Goal of the exercise: Where does the string "tardy" appear? Copy every line of the entries below that holds it.

Dataset records:
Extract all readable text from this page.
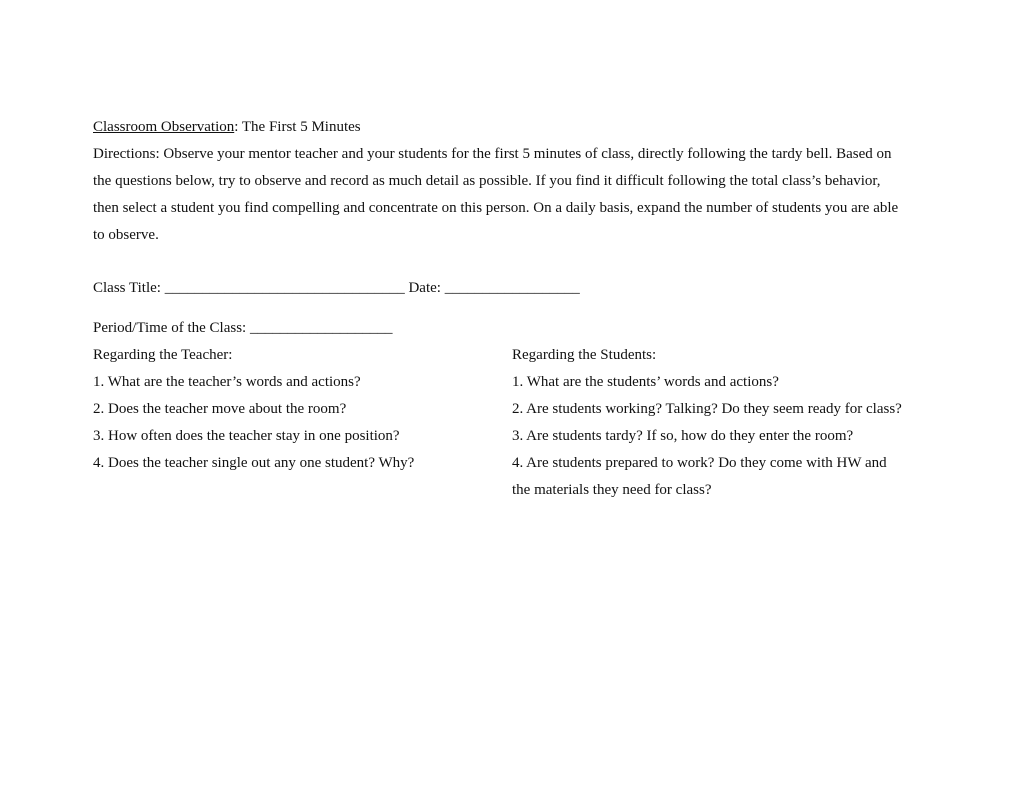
Classroom Observation: The First 5 Minutes
Directions: Observe your mentor teacher and your students for the first 5 minutes of class, directly following the tardy bell. Based on
the questions below, try to observe and record as much detail as possible. If you find it difficult following the total class’s behavior,
then select a student you find compelling and concentrate on this person. On a daily basis, expand the number of students you are able
to observe.
Class Title: ________________________________ Date: __________________
Period/Time of the Class: ___________________
Regarding the Teacher:
1. What are the teacher’s words and actions?
2. Does the teacher move about the room?
3. How often does the teacher stay in one position?
4. Does the teacher single out any one student? Why?
Regarding the Students:
1. What are the students’ words and actions?
2. Are students working? Talking? Do they seem ready for class?
3. Are students tardy? If so, how do they enter the room?
4. Are students prepared to work? Do they come with HW and
the materials they need for class?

Correct result:
Directions: Observe your mentor teacher and your students for the first 5 minutes of class, directly following the tardy bell. Based on
3. Are students tardy? If so, how do they enter the room?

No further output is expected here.